== Task input

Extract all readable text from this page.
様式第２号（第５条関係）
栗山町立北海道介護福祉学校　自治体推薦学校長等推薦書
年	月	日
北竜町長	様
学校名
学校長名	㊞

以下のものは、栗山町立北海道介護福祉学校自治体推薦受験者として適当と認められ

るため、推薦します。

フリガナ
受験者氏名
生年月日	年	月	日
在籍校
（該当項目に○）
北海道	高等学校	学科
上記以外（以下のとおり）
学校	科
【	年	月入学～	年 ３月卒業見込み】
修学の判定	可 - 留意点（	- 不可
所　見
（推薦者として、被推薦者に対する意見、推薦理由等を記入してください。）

====

Aim:
Give every line of the material again, exactly as it reads.

Result of this task:
Extract all readable text from this page.
様式第２号（第５条関係）
栗山町立北海道介護福祉学校　自治体推薦学校長等推薦書
年	月	日
北竜町長	様
学校名
学校長名	㊞

以下のものは、栗山町立北海道介護福祉学校自治体推薦受験者として適当と認められ

るため、推薦します。

フリガナ
受験者氏名
生年月日	年	月	日
在籍校
（該当項目に○）
北海道	高等学校	学科
上記以外（以下のとおり）
学校	科
【	年	月入学～	年 ３月卒業見込み】
修学の判定	可 - 留意点（	- 不可
所　見
（推薦者として、被推薦者に対する意見、推薦理由等を記入してください。）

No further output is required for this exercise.